### Listed records
* begin *

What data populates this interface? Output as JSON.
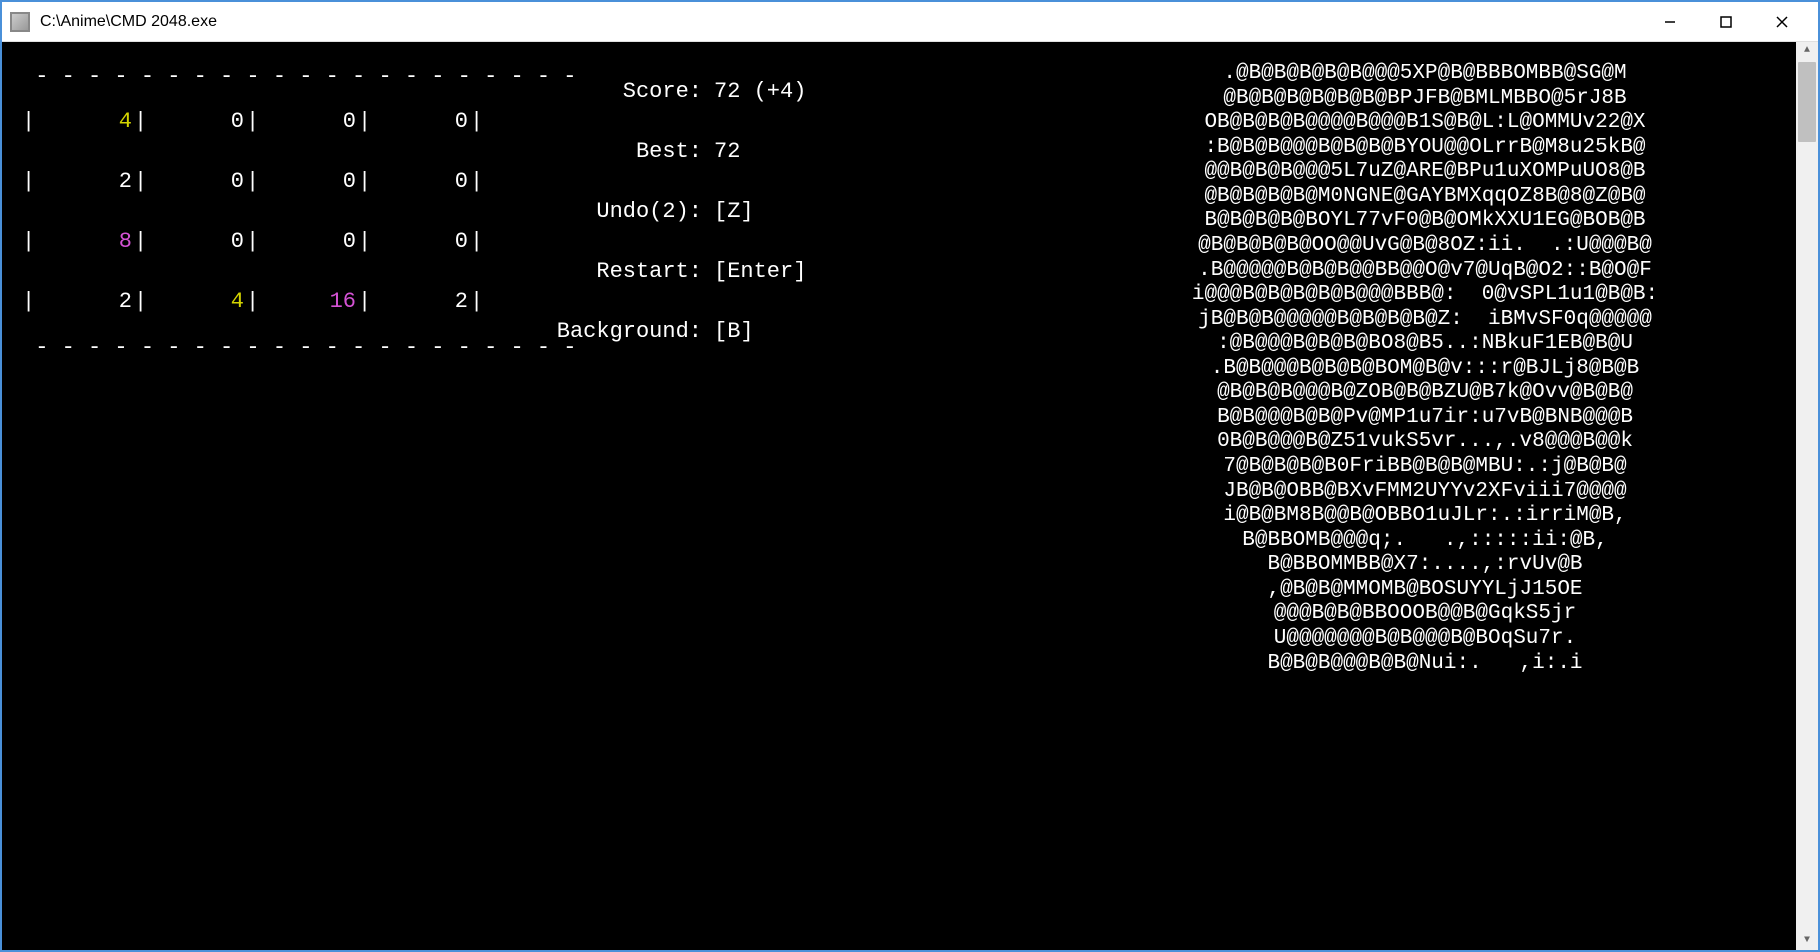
{
  "window": {
    "title": "C:\\Anime\\CMD 2048.exe"
  },
  "game": {
    "board": [
      [
        {
          "v": "4",
          "c": "yellow"
        },
        {
          "v": "0",
          "c": "white"
        },
        {
          "v": "0",
          "c": "white"
        },
        {
          "v": "0",
          "c": "white"
        }
      ],
      [
        {
          "v": "2",
          "c": "white"
        },
        {
          "v": "0",
          "c": "white"
        },
        {
          "v": "0",
          "c": "white"
        },
        {
          "v": "0",
          "c": "white"
        }
      ],
      [
        {
          "v": "8",
          "c": "pink"
        },
        {
          "v": "0",
          "c": "white"
        },
        {
          "v": "0",
          "c": "white"
        },
        {
          "v": "0",
          "c": "white"
        }
      ],
      [
        {
          "v": "2",
          "c": "white"
        },
        {
          "v": "4",
          "c": "yellow"
        },
        {
          "v": "16",
          "c": "mag"
        },
        {
          "v": "2",
          "c": "white"
        }
      ]
    ],
    "divider": " - - - - - - - - - - - - - - - - - - - - -",
    "info": {
      "score_label": "Score:",
      "score_value": "72 (+4)",
      "best_label": "Best:",
      "best_value": "72",
      "undo_label": "Undo(2):",
      "undo_value": "[Z]",
      "restart_label": "Restart:",
      "restart_value": "[Enter]",
      "bg_label": "Background:",
      "bg_value": "[B]"
    }
  },
  "ascii_art": [
    ".@B@B@B@B@B@@@5XP@B@BBBOMBB@SG@M",
    "@B@B@B@B@B@B@BPJFB@BMLMBBO@5rJ8B",
    "OB@B@B@B@@@@B@@@B1S@B@L:L@OMMUv22@X",
    ":B@B@B@@@B@B@B@BYOU@@OLrrB@M8u25kB@",
    "@@B@B@B@@@5L7uZ@ARE@BPu1uXOMPuUO8@B",
    "@B@B@B@B@M0NGNE@GAYBMXqqOZ8B@8@Z@B@",
    "B@B@B@B@BOYL77vF0@B@OMkXXU1EG@BOB@B",
    "@B@B@B@B@OO@@UvG@B@8OZ:ii.  .:U@@@B@",
    ".B@@@@@B@B@B@@BB@@O@v7@UqB@O2::B@O@F",
    "i@@@B@B@B@B@B@@@BBB@:  0@vSPL1u1@B@B:",
    "jB@B@B@@@@@B@B@B@B@Z:  iBMvSF0q@@@@@",
    ":@B@@@B@B@B@BO8@B5..:NBkuF1EB@B@U",
    ".B@B@@@B@B@B@BOM@B@v:::r@BJLj8@B@B",
    "@B@B@B@@@B@ZOB@B@BZU@B7k@Ovv@B@B@",
    "B@B@@@B@B@Pv@MP1u7ir:u7vB@BNB@@@B",
    "0B@B@@@B@Z51vukS5vr...,.v8@@@B@@k",
    "7@B@B@B@B0FriBB@B@B@MBU:.:j@B@B@",
    "JB@B@OBB@BXvFMM2UYYv2XFviii7@@@@",
    "i@B@BM8B@@B@OBBO1uJLr:.:irriM@B,",
    "B@BBOMB@@@q;.   .,:::::ii:@B,",
    "B@BBOMMBB@X7:....,:rvUv@B",
    ",@B@B@MMOMB@BOSUYYLjJ15OE",
    "@@@B@B@BBOOOB@@B@GqkS5jr",
    "U@@@@@@@B@B@@@B@BOqSu7r.",
    "B@B@B@@@B@B@Nui:.   ,i:.i"
  ]
}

* end *

### Set task
What comes back should match the records exactly, minus any pictures.

### Task output
What data populates this interface? Output as JSON.
{
  "window": {
    "title": "C:\\Anime\\CMD 2048.exe"
  },
  "game": {
    "board": [
      [
        {
          "v": "4",
          "c": "yellow"
        },
        {
          "v": "0",
          "c": "white"
        },
        {
          "v": "0",
          "c": "white"
        },
        {
          "v": "0",
          "c": "white"
        }
      ],
      [
        {
          "v": "2",
          "c": "white"
        },
        {
          "v": "0",
          "c": "white"
        },
        {
          "v": "0",
          "c": "white"
        },
        {
          "v": "0",
          "c": "white"
        }
      ],
      [
        {
          "v": "8",
          "c": "pink"
        },
        {
          "v": "0",
          "c": "white"
        },
        {
          "v": "0",
          "c": "white"
        },
        {
          "v": "0",
          "c": "white"
        }
      ],
      [
        {
          "v": "2",
          "c": "white"
        },
        {
          "v": "4",
          "c": "yellow"
        },
        {
          "v": "16",
          "c": "mag"
        },
        {
          "v": "2",
          "c": "white"
        }
      ]
    ],
    "divider": " - - - - - - - - - - - - - - - - - - - - -",
    "info": {
      "score_label": "Score:",
      "score_value": "72 (+4)",
      "best_label": "Best:",
      "best_value": "72",
      "undo_label": "Undo(2):",
      "undo_value": "[Z]",
      "restart_label": "Restart:",
      "restart_value": "[Enter]",
      "bg_label": "Background:",
      "bg_value": "[B]"
    }
  },
  "ascii_art": [
    ".@B@B@B@B@B@@@5XP@B@BBBOMBB@SG@M",
    "@B@B@B@B@B@B@BPJFB@BMLMBBO@5rJ8B",
    "OB@B@B@B@@@@B@@@B1S@B@L:L@OMMUv22@X",
    ":B@B@B@@@B@B@B@BYOU@@OLrrB@M8u25kB@",
    "@@B@B@B@@@5L7uZ@ARE@BPu1uXOMPuUO8@B",
    "@B@B@B@B@M0NGNE@GAYBMXqqOZ8B@8@Z@B@",
    "B@B@B@B@BOYL77vF0@B@OMkXXU1EG@BOB@B",
    "@B@B@B@B@OO@@UvG@B@8OZ:ii.  .:U@@@B@",
    ".B@@@@@B@B@B@@BB@@O@v7@UqB@O2::B@O@F",
    "i@@@B@B@B@B@B@@@BBB@:  0@vSPL1u1@B@B:",
    "jB@B@B@@@@@B@B@B@B@Z:  iBMvSF0q@@@@@",
    ":@B@@@B@B@B@BO8@B5..:NBkuF1EB@B@U",
    ".B@B@@@B@B@B@BOM@B@v:::r@BJLj8@B@B",
    "@B@B@B@@@B@ZOB@B@BZU@B7k@Ovv@B@B@",
    "B@B@@@B@B@Pv@MP1u7ir:u7vB@BNB@@@B",
    "0B@B@@@B@Z51vukS5vr...,.v8@@@B@@k",
    "7@B@B@B@B0FriBB@B@B@MBU:.:j@B@B@",
    "JB@B@OBB@BXvFMM2UYYv2XFviii7@@@@",
    "i@B@BM8B@@B@OBBO1uJLr:.:irriM@B,",
    "B@BBOMB@@@q;.   .,:::::ii:@B,",
    "B@BBOMMBB@X7:....,:rvUv@B",
    ",@B@B@MMOMB@BOSUYYLjJ15OE",
    "@@@B@B@BBOOOB@@B@GqkS5jr",
    "U@@@@@@@B@B@@@B@BOqSu7r.",
    "B@B@B@@@B@B@Nui:.   ,i:.i"
  ]
}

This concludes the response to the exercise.